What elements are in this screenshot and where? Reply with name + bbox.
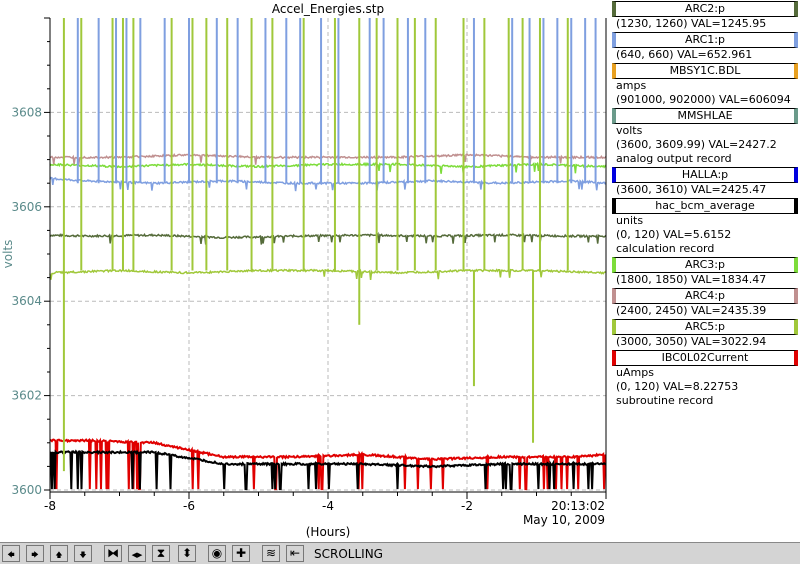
date-label: May 10, 2009 — [523, 513, 605, 527]
y-tick-label: 3600 — [11, 483, 42, 497]
zoom-out-x-button[interactable]: ◀▶ — [128, 545, 146, 562]
arrow-up-icon: 🡅 — [55, 551, 63, 559]
y-tick-label: 3606 — [11, 200, 42, 214]
legend-entry[interactable]: ARC4:p (2400, 2450) VAL=2435.39 — [610, 288, 800, 318]
legend-entry-detail: (640, 660) VAL=652.961 — [616, 48, 753, 61]
strip-chart-plot[interactable]: Accel_Energies.stp 3600 3602 3604 3606 3608 -8… — [0, 0, 610, 542]
legend-entry-detail: (3600, 3609.99) VAL=2427.2 — [616, 138, 777, 151]
legend-entry-detail: (1230, 1260) VAL=1245.95 — [616, 17, 767, 30]
legend-entry-name[interactable]: ARC3:p — [612, 257, 798, 273]
legend-entry[interactable]: MBSY1C.BDL amps (901000, 902000) VAL=60609… — [610, 63, 800, 107]
legend-entry-detail: (2400, 2450) VAL=2435.39 — [616, 304, 767, 317]
legend-entry-detail: uAmps — [616, 366, 654, 379]
legend-entry-detail: analog output record — [616, 152, 732, 165]
auto-scale-button[interactable]: ≋ — [262, 545, 280, 562]
x-tick-label: -2 — [461, 499, 473, 513]
legend-entry-detail: units — [616, 214, 644, 227]
scroll-left-button[interactable]: 🡄 — [2, 545, 20, 562]
reset-button[interactable]: ◉ — [208, 545, 226, 562]
back-to-now-button[interactable]: ⇤ — [286, 545, 304, 562]
toolbar: 🡄 🡆 🡅 🡇 ⧓ ◀▶ ⧗ ⬍ ◉ ✚ ≋ ⇤ SCROLLING — [0, 542, 800, 564]
legend-entry-detail: calculation record — [616, 242, 715, 255]
legend-entry-detail: (0, 120) VAL=5.6152 — [616, 228, 732, 241]
legend-entry-name[interactable]: ARC1:p — [612, 32, 798, 48]
arrow-down-icon: 🡇 — [79, 551, 87, 559]
chart-title: Accel_Energies.stp — [272, 2, 384, 16]
zoom-out-x-icon: ◀▶ — [131, 551, 143, 559]
zoom-out-y-icon: ⬍ — [181, 546, 193, 560]
legend-entry-detail: (3000, 3050) VAL=3022.94 — [616, 335, 767, 348]
reset-icon: ◉ — [211, 546, 223, 560]
legend-entry[interactable]: ARC5:p (3000, 3050) VAL=3022.94 — [610, 319, 800, 349]
legend-entry-detail: (3600, 3610) VAL=2425.47 — [616, 183, 767, 196]
scroll-right-button[interactable]: 🡆 — [26, 545, 44, 562]
zoom-in-x-button[interactable]: ⧓ — [104, 545, 122, 562]
legend-entry-detail: volts — [616, 124, 643, 137]
x-axis-label: (Hours) — [306, 525, 351, 539]
strip-chart-svg[interactable]: Accel_Energies.stp 3600 3602 3604 3606 3608 -8… — [0, 0, 610, 542]
time-label: 20:13:02 — [551, 499, 605, 513]
scroll-down-button[interactable]: 🡇 — [74, 545, 92, 562]
y-tick-label: 3602 — [11, 389, 42, 403]
x-tick-label: -8 — [44, 499, 56, 513]
zoom-out-y-button[interactable]: ⬍ — [178, 545, 196, 562]
legend-entry[interactable]: MMSHLAE volts (3600, 3609.99) VAL=2427.2 an… — [610, 108, 800, 166]
zoom-in-x-icon: ⧓ — [107, 546, 119, 560]
add-button[interactable]: ✚ — [232, 545, 250, 562]
legend-entry[interactable]: HALLA:p (3600, 3610) VAL=2425.47 — [610, 167, 800, 197]
zoom-in-y-button[interactable]: ⧗ — [152, 545, 170, 562]
arrow-left-icon: 🡄 — [7, 551, 15, 559]
legend-panel: ARC2:p (1230, 1260) VAL=1245.95 ARC1:p (640… — [610, 0, 800, 542]
legend-entry-name[interactable]: ARC5:p — [612, 319, 798, 335]
plus-icon: ✚ — [235, 546, 247, 560]
legend-entry[interactable]: IBC0L02Current uAmps (0, 120) VAL=8.22753 s… — [610, 350, 800, 408]
legend-entry[interactable]: hac_bcm_average units (0, 120) VAL=5.6152 c… — [610, 198, 800, 256]
auto-scale-icon: ≋ — [265, 546, 277, 560]
legend-entry[interactable]: ARC3:p (1800, 1850) VAL=1834.47 — [610, 257, 800, 287]
legend-entry-name[interactable]: IBC0L02Current — [612, 350, 798, 366]
zoom-in-y-icon: ⧗ — [156, 546, 166, 560]
legend-entry-detail: (901000, 902000) VAL=606094 — [616, 93, 791, 106]
x-tick-label: -6 — [183, 499, 195, 513]
legend-entry-name[interactable]: MMSHLAE — [612, 108, 798, 124]
back-to-now-icon: ⇤ — [289, 546, 301, 560]
legend-entry-name[interactable]: ARC4:p — [612, 288, 798, 304]
legend-entry[interactable]: ARC2:p (1230, 1260) VAL=1245.95 — [610, 1, 800, 31]
legend-entry-name[interactable]: hac_bcm_average — [612, 198, 798, 214]
legend-entry-name[interactable]: ARC2:p — [612, 1, 798, 17]
legend-entry-detail: amps — [616, 79, 647, 92]
arrow-right-icon: 🡆 — [31, 551, 39, 559]
legend-entry-name[interactable]: HALLA:p — [612, 167, 798, 183]
legend-entry-detail: (1800, 1850) VAL=1834.47 — [616, 273, 767, 286]
y-axis-label: volts — [1, 240, 15, 269]
legend-entry-detail: subroutine record — [616, 394, 714, 407]
legend-entry[interactable]: ARC1:p (640, 660) VAL=652.961 — [610, 32, 800, 62]
y-tick-label: 3608 — [11, 105, 42, 119]
legend-entry-name[interactable]: MBSY1C.BDL — [612, 63, 798, 79]
x-tick-label: -4 — [322, 499, 334, 513]
y-tick-label: 3604 — [11, 294, 42, 308]
legend-entry-detail: (0, 120) VAL=8.22753 — [616, 380, 739, 393]
scroll-up-button[interactable]: 🡅 — [50, 545, 68, 562]
status-text: SCROLLING — [314, 547, 383, 561]
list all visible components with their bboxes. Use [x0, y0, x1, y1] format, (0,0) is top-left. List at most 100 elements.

## Task to complete
Render the lines of the records above as a numbered list, omitting any blank lines and leaving out the pictures.

## Right answer
1. What elements are in this screenshot and where? Reply with name + bbox.
2. date-label: May 10, 2009 — [523, 513, 605, 527]
3. y-tick-label: 3600 — [11, 483, 42, 497]
4. zoom-out-x-button[interactable]: ◀▶ — [128, 545, 146, 562]
5. arrow-up-icon: 🡅 — [55, 551, 63, 559]
6. y-tick-label: 3606 — [11, 200, 42, 214]
7. legend-entry[interactable]: ARC4:p (2400, 2450) VAL=2435.39 — [610, 288, 800, 318]
8. legend-entry-detail: (640, 660) VAL=652.961 — [616, 48, 753, 61]
9. strip-chart-plot[interactable]: Accel_Energies.stp 3600 3602 3604 3606 3608 -8… — [0, 0, 610, 542]
10. legend-entry-detail: (3600, 3609.99) VAL=2427.2 — [616, 138, 777, 151]
11. legend-entry-detail: (1230, 1260) VAL=1245.95 — [616, 17, 767, 30]
12. legend-entry-name[interactable]: ARC3:p — [612, 257, 798, 273]
13. legend-entry[interactable]: MBSY1C.BDL amps (901000, 902000) VAL=60609… — [610, 63, 800, 107]
14. legend-entry-detail: (2400, 2450) VAL=2435.39 — [616, 304, 767, 317]
15. legend-entry-detail: uAmps — [616, 366, 654, 379]
16. legend-entry-detail: analog output record — [616, 152, 732, 165]
17. auto-scale-button[interactable]: ≋ — [262, 545, 280, 562]
18. x-tick-label: -2 — [461, 499, 473, 513]
19. legend-entry-detail: units — [616, 214, 644, 227]
20. scroll-left-button[interactable]: 🡄 — [2, 545, 20, 562]
21. reset-button[interactable]: ◉ — [208, 545, 226, 562]
22. back-to-now-button[interactable]: ⇤ — [286, 545, 304, 562]
23. toolbar: 🡄 🡆 🡅 🡇 ⧓ ◀▶ ⧗ ⬍ ◉ ✚ ≋ ⇤ SCROLLING — [0, 542, 800, 564]
24. legend-entry-detail: calculation record — [616, 242, 715, 255]
25. legend-entry-detail: (0, 120) VAL=5.6152 — [616, 228, 732, 241]
26. legend-entry-name[interactable]: ARC1:p — [612, 32, 798, 48]
27. arrow-down-icon: 🡇 — [79, 551, 87, 559]
28. chart-title: Accel_Energies.stp — [272, 2, 384, 16]
29. zoom-out-x-icon: ◀▶ — [131, 551, 143, 559]
30. zoom-out-y-icon: ⬍ — [181, 546, 193, 560]
31. legend-entry-detail: (3000, 3050) VAL=3022.94 — [616, 335, 767, 348]
32. reset-icon: ◉ — [211, 546, 223, 560]
33. legend-entry[interactable]: ARC5:p (3000, 3050) VAL=3022.94 — [610, 319, 800, 349]
34. legend-entry-detail: (3600, 3610) VAL=2425.47 — [616, 183, 767, 196]
35. scroll-right-button[interactable]: 🡆 — [26, 545, 44, 562]
36. zoom-in-x-button[interactable]: ⧓ — [104, 545, 122, 562]
37. legend-entry-detail: volts — [616, 124, 643, 137]
38. x-axis-label: (Hours) — [306, 525, 351, 539]
39. strip-chart-svg[interactable]: Accel_Energies.stp 3600 3602 3604 3606 3608 -8… — [0, 0, 610, 542]
40. time-label: 20:13:02 — [551, 499, 605, 513]
41. scroll-down-button[interactable]: 🡇 — [74, 545, 92, 562]
42. y-tick-label: 3602 — [11, 389, 42, 403]
43. x-tick-label: -8 — [44, 499, 56, 513]
44. zoom-out-y-button[interactable]: ⬍ — [178, 545, 196, 562]
45. legend-entry[interactable]: MMSHLAE volts (3600, 3609.99) VAL=2427.2 an… — [610, 108, 800, 166]
46. zoom-in-x-icon: ⧓ — [107, 546, 119, 560]
47. add-button[interactable]: ✚ — [232, 545, 250, 562]
48. legend-entry[interactable]: HALLA:p (3600, 3610) VAL=2425.47 — [610, 167, 800, 197]
49. zoom-in-y-button[interactable]: ⧗ — [152, 545, 170, 562]
50. arrow-left-icon: 🡄 — [7, 551, 15, 559]
51. legend-panel: ARC2:p (1230, 1260) VAL=1245.95 ARC1:p (640… — [610, 0, 800, 542]
52. legend-entry-name[interactable]: ARC5:p — [612, 319, 798, 335]
53. plus-icon: ✚ — [235, 546, 247, 560]
54. legend-entry[interactable]: IBC0L02Current uAmps (0, 120) VAL=8.22753 s… — [610, 350, 800, 408]
55. legend-entry[interactable]: hac_bcm_average units (0, 120) VAL=5.6152 c… — [610, 198, 800, 256]
56. auto-scale-icon: ≋ — [265, 546, 277, 560]
57. legend-entry[interactable]: ARC3:p (1800, 1850) VAL=1834.47 — [610, 257, 800, 287]
58. legend-entry-name[interactable]: IBC0L02Current — [612, 350, 798, 366]
59. zoom-in-y-icon: ⧗ — [156, 546, 166, 560]
60. legend-entry-detail: (901000, 902000) VAL=606094 — [616, 93, 791, 106]
61. x-tick-label: -6 — [183, 499, 195, 513]
62. legend-entry-name[interactable]: MMSHLAE — [612, 108, 798, 124]
63. back-to-now-icon: ⇤ — [289, 546, 301, 560]
64. legend-entry-name[interactable]: ARC4:p — [612, 288, 798, 304]
65. legend-entry[interactable]: ARC2:p (1230, 1260) VAL=1245.95 — [610, 1, 800, 31]
66. legend-entry-name[interactable]: hac_bcm_average — [612, 198, 798, 214]
67. legend-entry-name[interactable]: ARC2:p — [612, 1, 798, 17]
68. legend-entry-detail: amps — [616, 79, 647, 92]
69. arrow-right-icon: 🡆 — [31, 551, 39, 559]
70. legend-entry-name[interactable]: HALLA:p — [612, 167, 798, 183]
71. legend-entry-detail: (1800, 1850) VAL=1834.47 — [616, 273, 767, 286]
72. y-axis-label: volts — [1, 240, 15, 269]
73. legend-entry-detail: subroutine record — [616, 394, 714, 407]
74. legend-entry[interactable]: ARC1:p (640, 660) VAL=652.961 — [610, 32, 800, 62]
75. y-tick-label: 3608 — [11, 105, 42, 119]
76. legend-entry-name[interactable]: MBSY1C.BDL — [612, 63, 798, 79]
77. x-tick-label: -4 — [322, 499, 334, 513]
78. y-tick-label: 3604 — [11, 294, 42, 308]
79. legend-entry-detail: (0, 120) VAL=8.22753 — [616, 380, 739, 393]
80. scroll-up-button[interactable]: 🡅 — [50, 545, 68, 562]
81. status-text: SCROLLING — [314, 547, 383, 561]
82. list all visible components with their bboxes. Use [x0, y0, x1, y1] format, (0,0) is top-left. List at most 100 elements.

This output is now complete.